* _Exercise data_
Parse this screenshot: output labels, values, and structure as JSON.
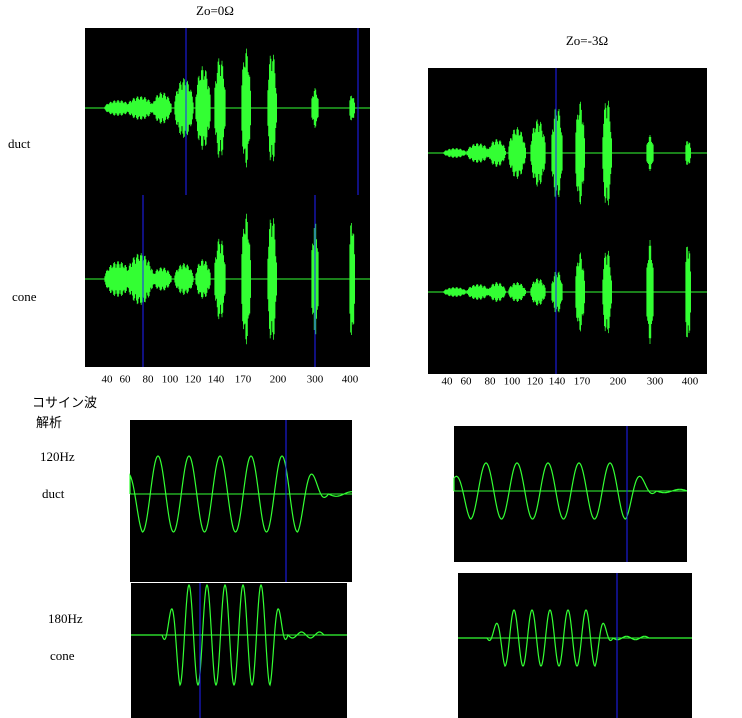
{
  "panels": [
    {
      "title": "Zo=0Ω",
      "row_labels": [
        "duct",
        "cone"
      ],
      "x_labels": [
        "40",
        "60",
        "80",
        "100",
        "120",
        "140",
        "170",
        "200",
        "300",
        "400"
      ]
    },
    {
      "title": "Zo=-3Ω",
      "x_labels": [
        "40",
        "60",
        "80",
        "100",
        "120",
        "140",
        "170",
        "200",
        "300",
        "400"
      ]
    }
  ],
  "cosine": {
    "heading": [
      "コサイン波",
      "解析"
    ],
    "labels": [
      "120Hz",
      "duct",
      "180Hz",
      "cone"
    ]
  }
}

* _Task to complete_
Repeat the material above in full and exactly, apart from the pictures.

* _Problem solution_
Parse this screenshot: output labels, values, and structure as JSON.
{
  "panels": [
    {
      "title": "Zo=0Ω",
      "row_labels": [
        "duct",
        "cone"
      ],
      "x_labels": [
        "40",
        "60",
        "80",
        "100",
        "120",
        "140",
        "170",
        "200",
        "300",
        "400"
      ]
    },
    {
      "title": "Zo=-3Ω",
      "x_labels": [
        "40",
        "60",
        "80",
        "100",
        "120",
        "140",
        "170",
        "200",
        "300",
        "400"
      ]
    }
  ],
  "cosine": {
    "heading": [
      "コサイン波",
      "解析"
    ],
    "labels": [
      "120Hz",
      "duct",
      "180Hz",
      "cone"
    ]
  }
}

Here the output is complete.